▶ _EXERCISE BRIEF_: Without the images, print all the entries below exactly as given.

▶ _DATA ENTRIES_:
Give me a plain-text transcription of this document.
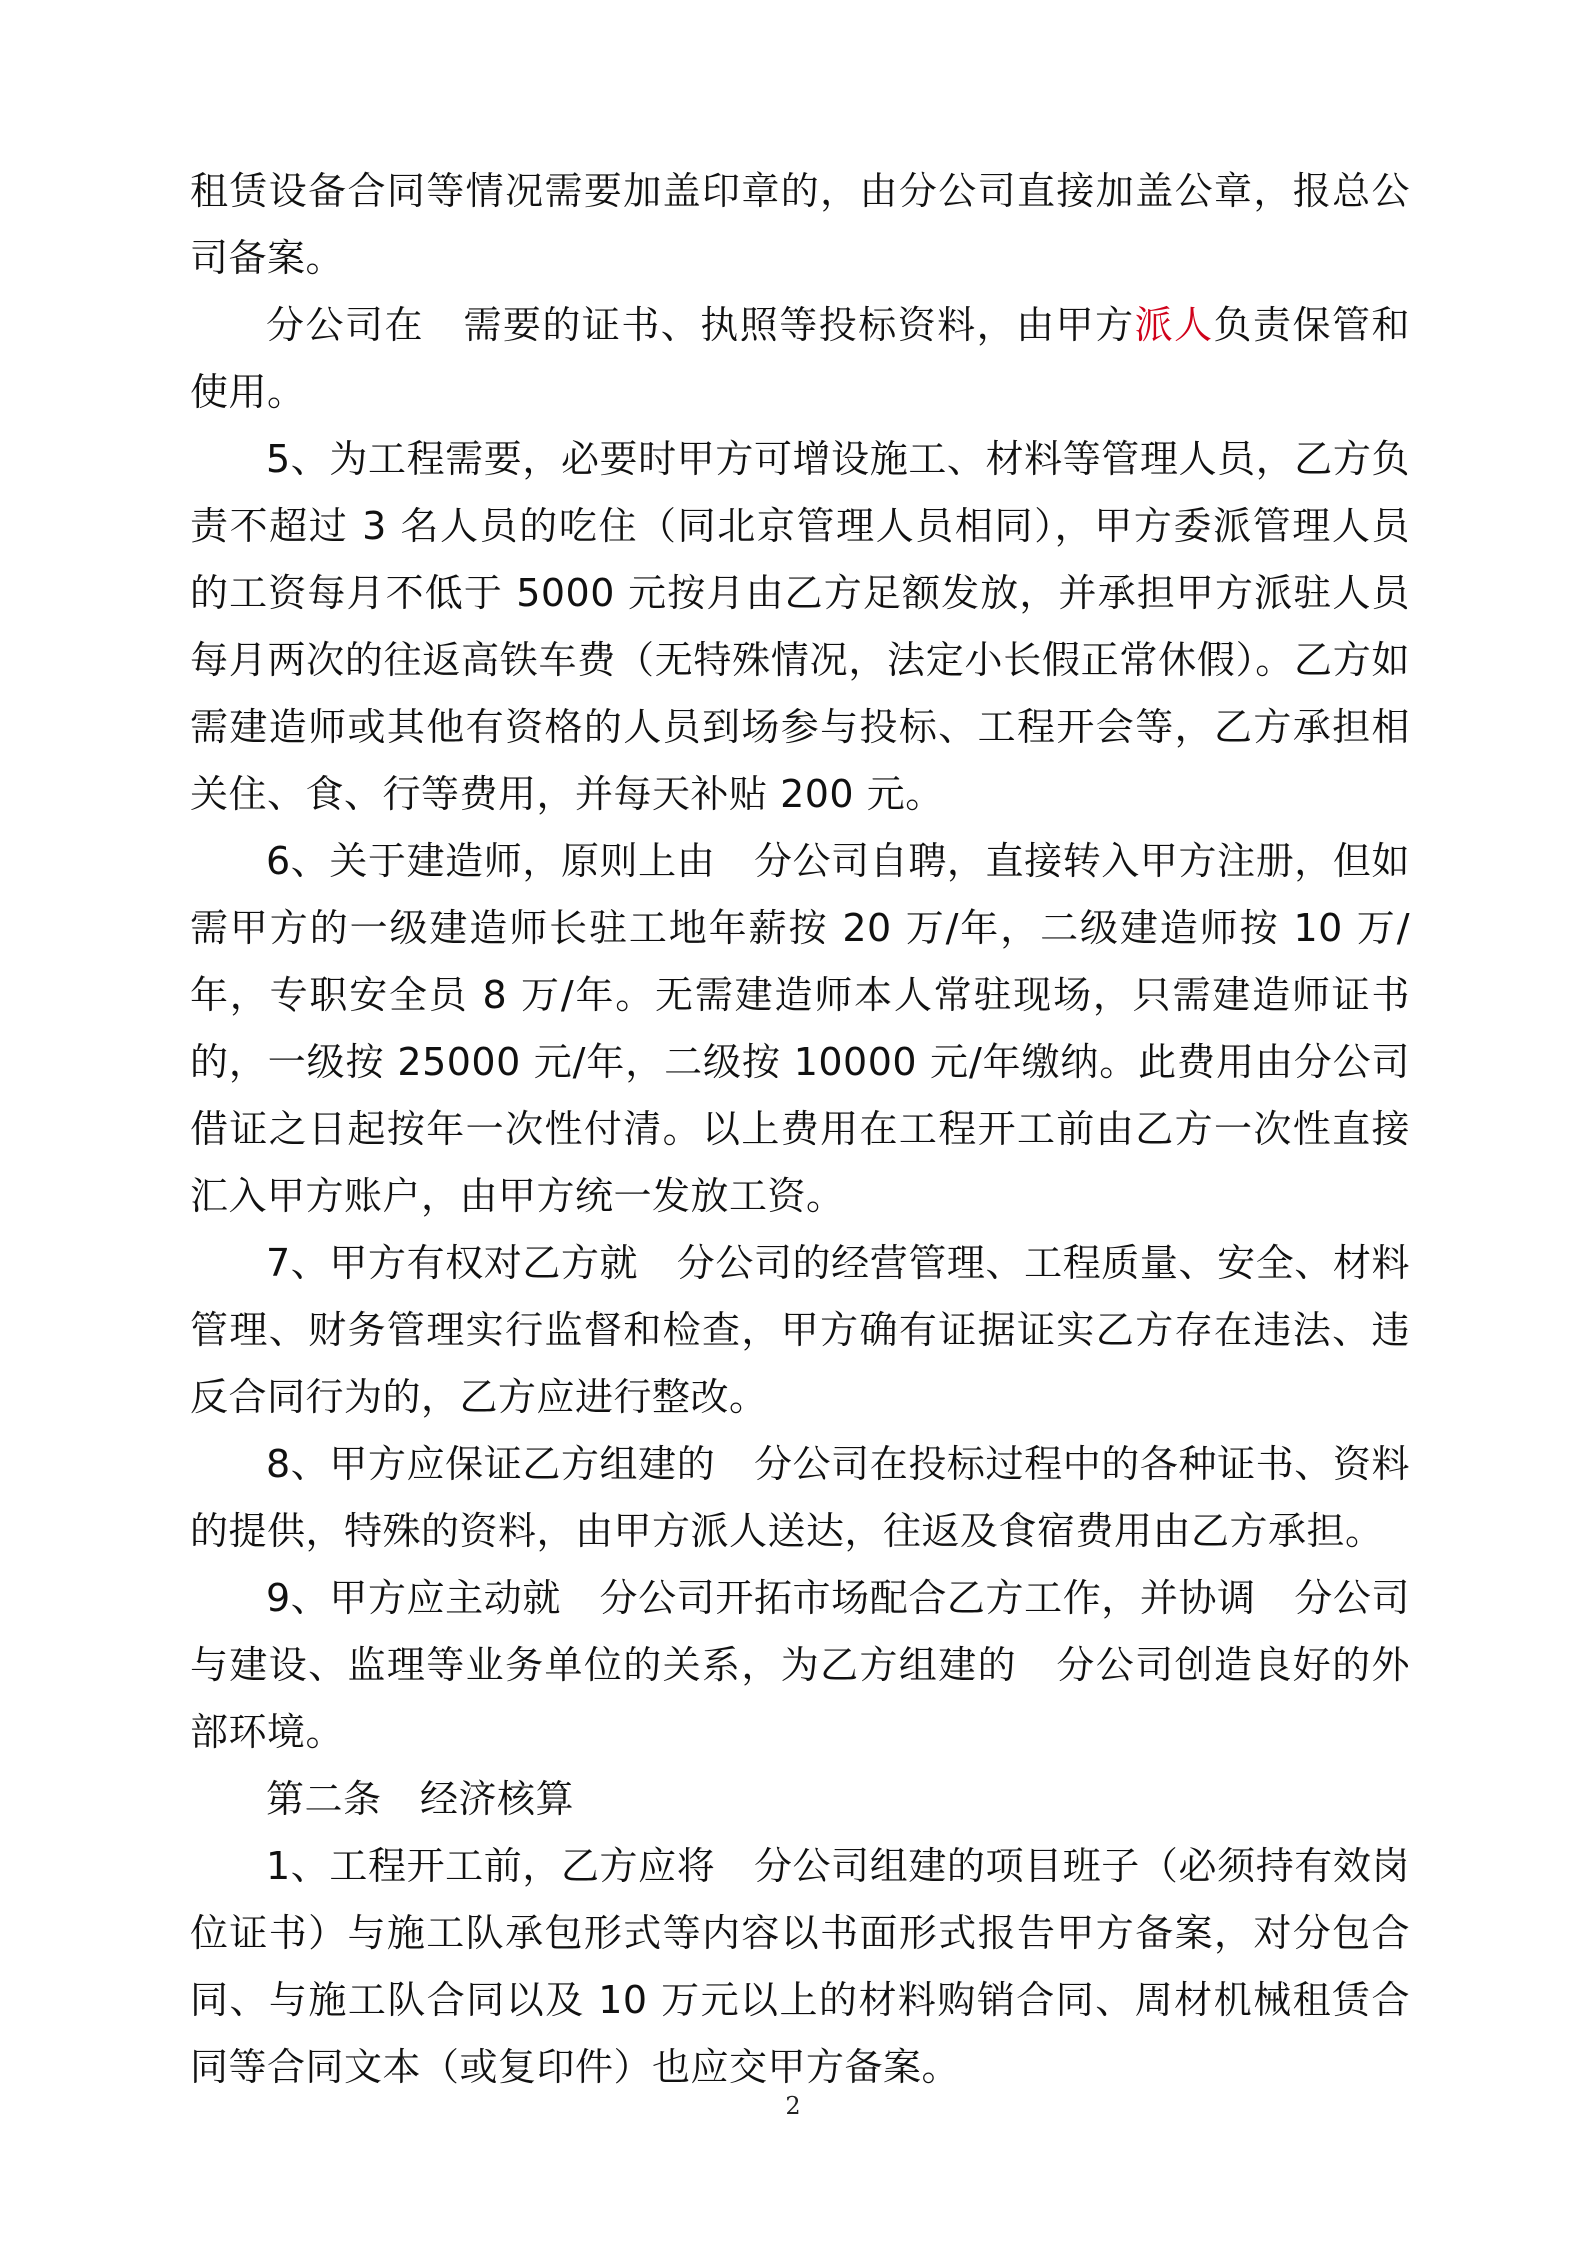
租赁设备合同等情况需要加盖印章的，由分公司直接加盖公章，报总公司备案。

分公司在　需要的证书、执照等投标资料，由甲方派人负责保管和使用。

5、为工程需要，必要时甲方可增设施工、材料等管理人员，乙方负责不超过 3 名人员的吃住（同北京管理人员相同），甲方委派管理人员的工资每月不低于 5000 元按月由乙方足额发放，并承担甲方派驻人员每月两次的往返高铁车费（无特殊情况，法定小长假正常休假）。乙方如需建造师或其他有资格的人员到场参与投标、工程开会等，乙方承担相关住、食、行等费用，并每天补贴 200 元。

6、关于建造师，原则上由　分公司自聘，直接转入甲方注册，但如需甲方的一级建造师长驻工地年薪按 20 万/年，二级建造师按 10 万/年，专职安全员 8 万/年。无需建造师本人常驻现场，只需建造师证书的，一级按 25000 元/年，二级按 10000 元/年缴纳。此费用由分公司借证之日起按年一次性付清。以上费用在工程开工前由乙方一次性直接汇入甲方账户，由甲方统一发放工资。

7、甲方有权对乙方就　分公司的经营管理、工程质量、安全、材料管理、财务管理实行监督和检查，甲方确有证据证实乙方存在违法、违反合同行为的，乙方应进行整改。

8、甲方应保证乙方组建的　分公司在投标过程中的各种证书、资料的提供，特殊的资料，由甲方派人送达，往返及食宿费用由乙方承担。

9、甲方应主动就　分公司开拓市场配合乙方工作，并协调　分公司与建设、监理等业务单位的关系，为乙方组建的　分公司创造良好的外部环境。

第二条　经济核算

1、工程开工前，乙方应将　分公司组建的项目班子（必须持有效岗位证书）与施工队承包形式等内容以书面形式报告甲方备案，对分包合同、与施工队合同以及 10 万元以上的材料购销合同、周材机械租赁合同等合同文本（或复印件）也应交甲方备案。

2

▶ _OUTPUT FOR THIS EXERCISE_:
Give me a plain-text transcription of this document.
租赁设备合同等情况需要加盖印章的，由分公司直接加盖公章，报总公司备案。

分公司在　需要的证书、执照等投标资料，由甲方派人负责保管和使用。

5、为工程需要，必要时甲方可增设施工、材料等管理人员，乙方负责不超过 3 名人员的吃住（同北京管理人员相同），甲方委派管理人员的工资每月不低于 5000 元按月由乙方足额发放，并承担甲方派驻人员每月两次的往返高铁车费（无特殊情况，法定小长假正常休假）。乙方如需建造师或其他有资格的人员到场参与投标、工程开会等，乙方承担相关住、食、行等费用，并每天补贴 200 元。

6、关于建造师，原则上由　分公司自聘，直接转入甲方注册，但如需甲方的一级建造师长驻工地年薪按 20 万/年，二级建造师按 10 万/年，专职安全员 8 万/年。无需建造师本人常驻现场，只需建造师证书的，一级按 25000 元/年，二级按 10000 元/年缴纳。此费用由分公司借证之日起按年一次性付清。以上费用在工程开工前由乙方一次性直接汇入甲方账户，由甲方统一发放工资。

7、甲方有权对乙方就　分公司的经营管理、工程质量、安全、材料管理、财务管理实行监督和检查，甲方确有证据证实乙方存在违法、违反合同行为的，乙方应进行整改。

8、甲方应保证乙方组建的　分公司在投标过程中的各种证书、资料的提供，特殊的资料，由甲方派人送达，往返及食宿费用由乙方承担。

9、甲方应主动就　分公司开拓市场配合乙方工作，并协调　分公司与建设、监理等业务单位的关系，为乙方组建的　分公司创造良好的外部环境。

第二条　经济核算

1、工程开工前，乙方应将　分公司组建的项目班子（必须持有效岗位证书）与施工队承包形式等内容以书面形式报告甲方备案，对分包合同、与施工队合同以及 10 万元以上的材料购销合同、周材机械租赁合同等合同文本（或复印件）也应交甲方备案。

2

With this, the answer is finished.